Objective:
Reproduce the listing below without changes, except that pictures are left out.

Exercise data:

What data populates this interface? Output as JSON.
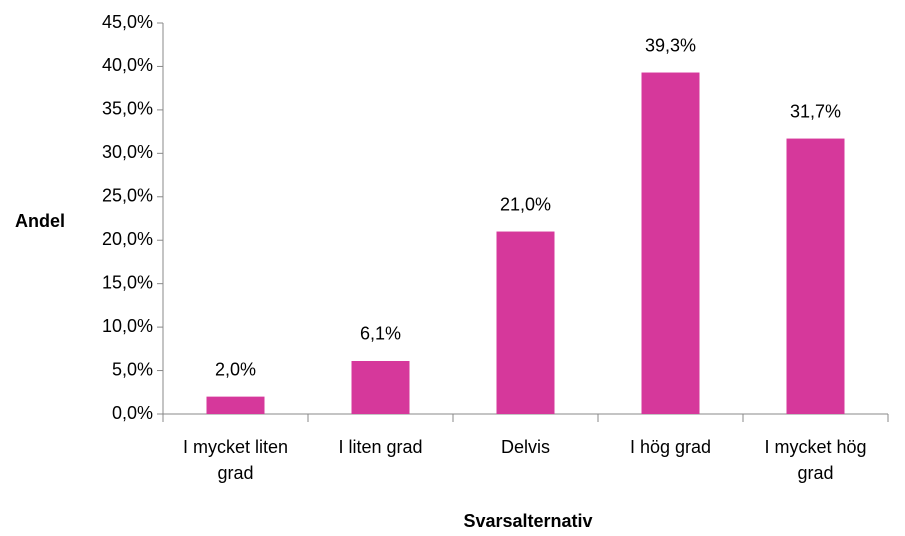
{
  "chart_data": {
    "type": "bar",
    "xlabel": "Svarsalternativ",
    "ylabel": "Andel",
    "categories": [
      "I mycket liten grad",
      "I liten grad",
      "Delvis",
      "I hög grad",
      "I mycket hög grad"
    ],
    "values": [
      2.0,
      6.1,
      21.0,
      39.3,
      31.7
    ],
    "value_labels": [
      "2,0%",
      "6,1%",
      "21,0%",
      "39,3%",
      "31,7%"
    ],
    "color": "#d6389b",
    "ylim": [
      0,
      45
    ],
    "yticks": [
      {
        "value": 0,
        "label": "0,0%"
      },
      {
        "value": 5,
        "label": "5,0%"
      },
      {
        "value": 10,
        "label": "10,0%"
      },
      {
        "value": 15,
        "label": "15,0%"
      },
      {
        "value": 20,
        "label": "20,0%"
      },
      {
        "value": 25,
        "label": "25,0%"
      },
      {
        "value": 30,
        "label": "30,0%"
      },
      {
        "value": 35,
        "label": "35,0%"
      },
      {
        "value": 40,
        "label": "40,0%"
      },
      {
        "value": 45,
        "label": "45,0%"
      }
    ],
    "grid": false
  }
}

Complete answer:
What data populates this interface? Output as JSON.
{
  "chart_data": {
    "type": "bar",
    "xlabel": "Svarsalternativ",
    "ylabel": "Andel",
    "categories": [
      "I mycket liten grad",
      "I liten grad",
      "Delvis",
      "I hög grad",
      "I mycket hög grad"
    ],
    "values": [
      2.0,
      6.1,
      21.0,
      39.3,
      31.7
    ],
    "value_labels": [
      "2,0%",
      "6,1%",
      "21,0%",
      "39,3%",
      "31,7%"
    ],
    "color": "#d6389b",
    "ylim": [
      0,
      45
    ],
    "yticks": [
      {
        "value": 0,
        "label": "0,0%"
      },
      {
        "value": 5,
        "label": "5,0%"
      },
      {
        "value": 10,
        "label": "10,0%"
      },
      {
        "value": 15,
        "label": "15,0%"
      },
      {
        "value": 20,
        "label": "20,0%"
      },
      {
        "value": 25,
        "label": "25,0%"
      },
      {
        "value": 30,
        "label": "30,0%"
      },
      {
        "value": 35,
        "label": "35,0%"
      },
      {
        "value": 40,
        "label": "40,0%"
      },
      {
        "value": 45,
        "label": "45,0%"
      }
    ],
    "grid": false
  }
}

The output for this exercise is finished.